--- BEGIN SUPPLIED ENTRIES ---
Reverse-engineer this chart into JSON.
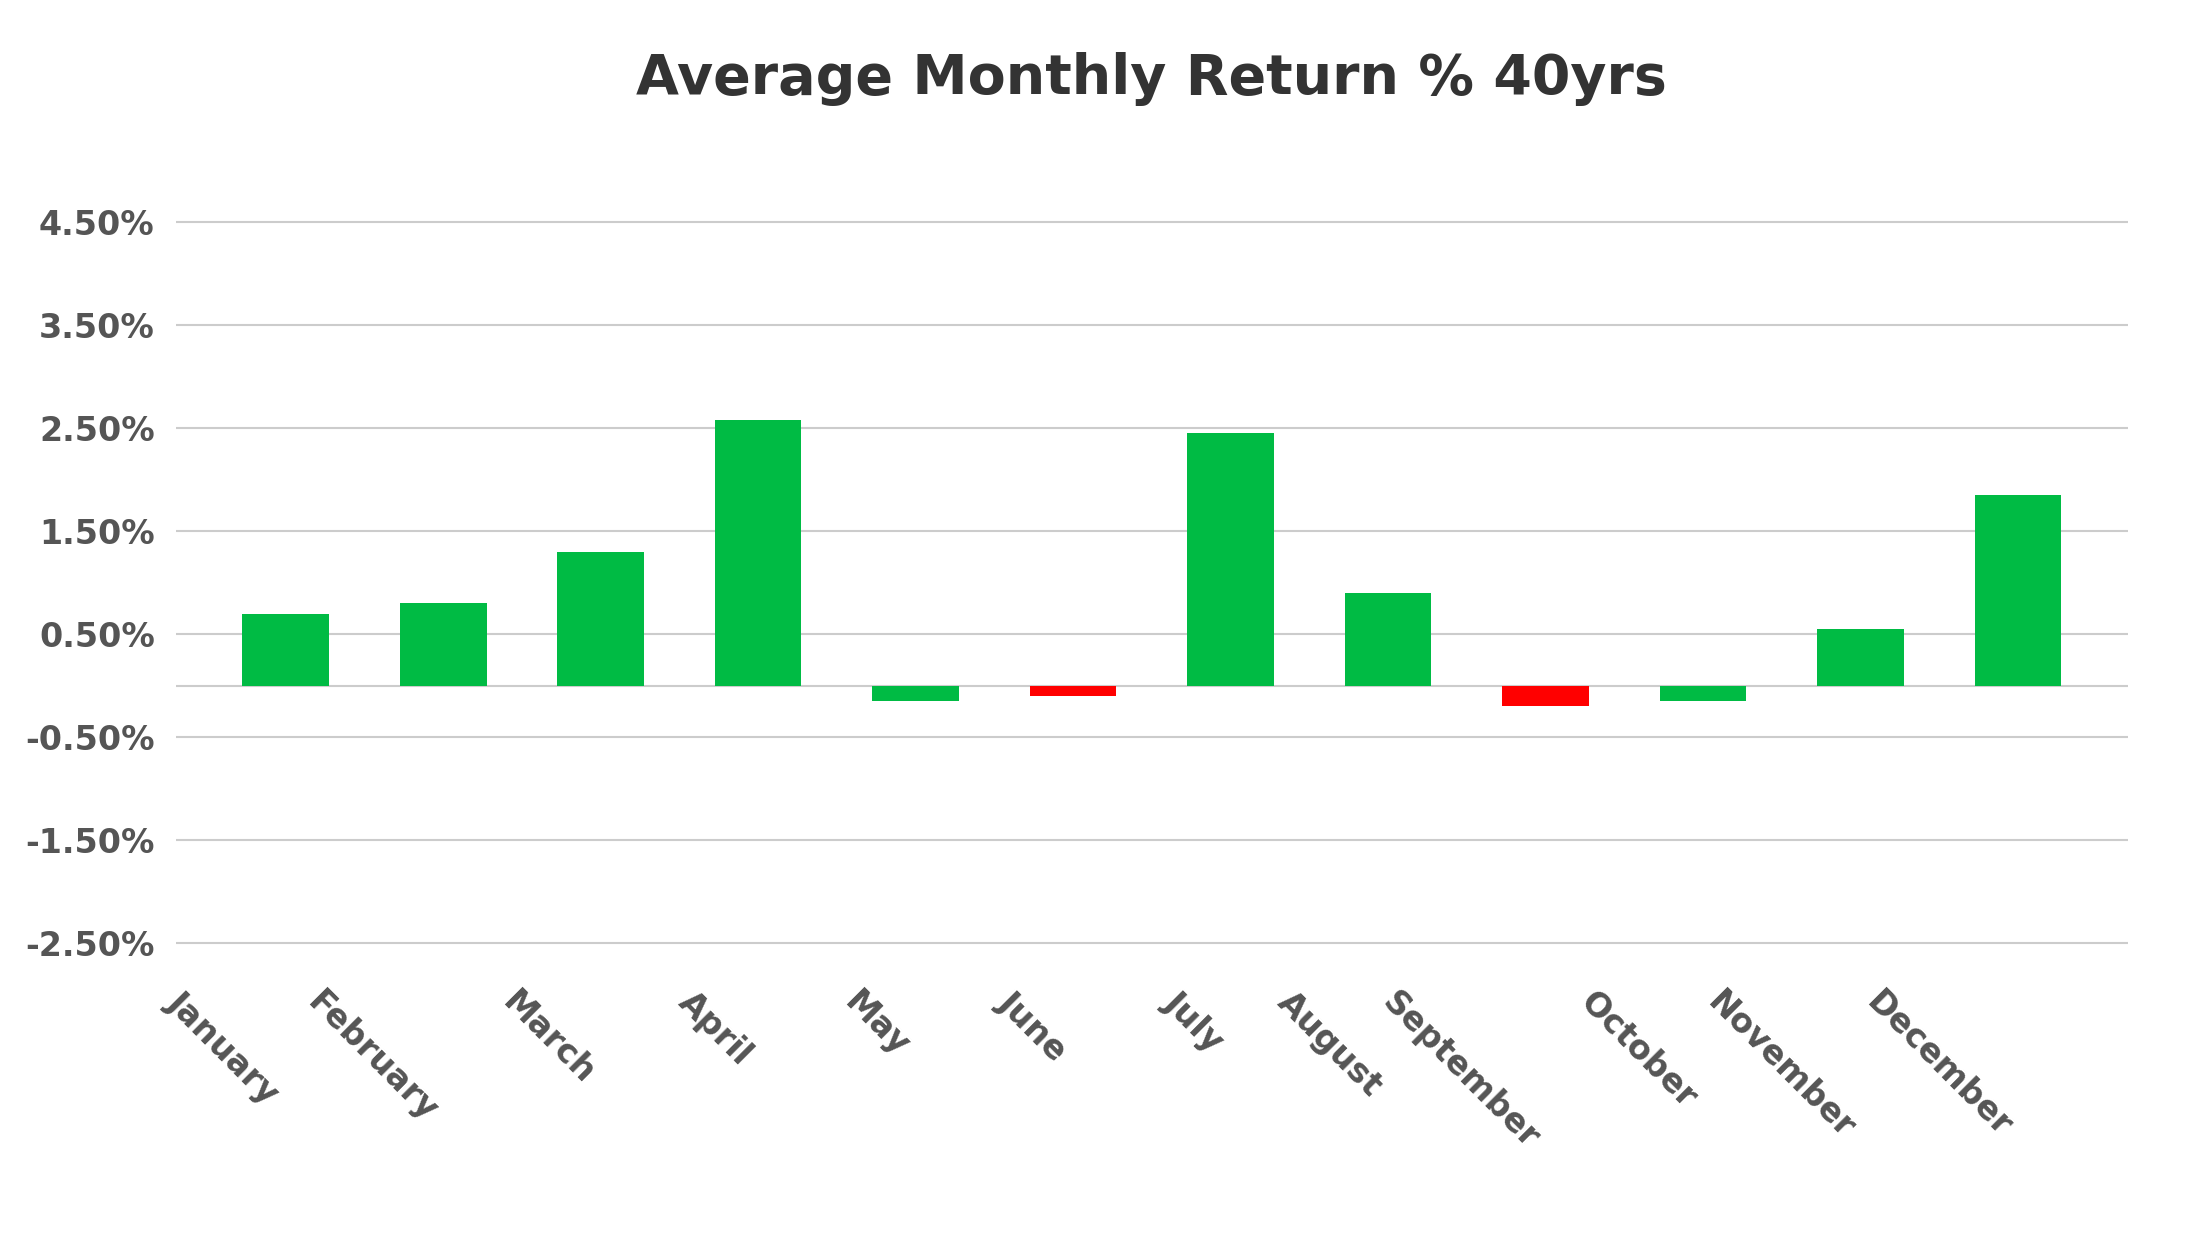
{
  "title": "Average Monthly Return % 40yrs",
  "months": [
    "January",
    "February",
    "March",
    "April",
    "May",
    "June",
    "July",
    "August",
    "September",
    "October",
    "November",
    "December"
  ],
  "values": [
    0.007,
    0.008,
    0.013,
    0.0258,
    -0.0015,
    -0.001,
    0.0245,
    0.009,
    -0.002,
    -0.0015,
    0.0055,
    0.0185
  ],
  "bar_colors": [
    "#00bb44",
    "#00bb44",
    "#00bb44",
    "#00bb44",
    "#00bb44",
    "#ff0000",
    "#00bb44",
    "#00bb44",
    "#ff0000",
    "#00bb44",
    "#00bb44",
    "#00bb44"
  ],
  "background_color": "#ffffff",
  "title_fontsize": 40,
  "title_color": "#333333",
  "ylim_min": -0.028,
  "ylim_max": 0.052,
  "yticks": [
    -0.025,
    -0.015,
    -0.005,
    0.005,
    0.015,
    0.025,
    0.035,
    0.045
  ],
  "ytick_labels": [
    "-2.50%",
    "-1.50%",
    "-0.50%",
    "0.50%",
    "1.50%",
    "2.50%",
    "3.50%",
    "4.50%"
  ],
  "grid_color": "#cccccc",
  "tick_color": "#555555",
  "bar_width": 0.55,
  "xlabel_rotation": -45,
  "xlabel_ha": "right",
  "xlabel_fontsize": 24,
  "ylabel_fontsize": 24
}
--- END SUPPLIED ENTRIES ---
● **EXERCISE**
Omitting all images, print the listing exactly.

● **CORRECT RESULT**
Reverse-engineer this chart into JSON.
{
  "title": "Average Monthly Return % 40yrs",
  "months": [
    "January",
    "February",
    "March",
    "April",
    "May",
    "June",
    "July",
    "August",
    "September",
    "October",
    "November",
    "December"
  ],
  "values": [
    0.007,
    0.008,
    0.013,
    0.0258,
    -0.0015,
    -0.001,
    0.0245,
    0.009,
    -0.002,
    -0.0015,
    0.0055,
    0.0185
  ],
  "bar_colors": [
    "#00bb44",
    "#00bb44",
    "#00bb44",
    "#00bb44",
    "#00bb44",
    "#ff0000",
    "#00bb44",
    "#00bb44",
    "#ff0000",
    "#00bb44",
    "#00bb44",
    "#00bb44"
  ],
  "background_color": "#ffffff",
  "title_fontsize": 40,
  "title_color": "#333333",
  "ylim_min": -0.028,
  "ylim_max": 0.052,
  "yticks": [
    -0.025,
    -0.015,
    -0.005,
    0.005,
    0.015,
    0.025,
    0.035,
    0.045
  ],
  "ytick_labels": [
    "-2.50%",
    "-1.50%",
    "-0.50%",
    "0.50%",
    "1.50%",
    "2.50%",
    "3.50%",
    "4.50%"
  ],
  "grid_color": "#cccccc",
  "tick_color": "#555555",
  "bar_width": 0.55,
  "xlabel_rotation": -45,
  "xlabel_ha": "right",
  "xlabel_fontsize": 24,
  "ylabel_fontsize": 24
}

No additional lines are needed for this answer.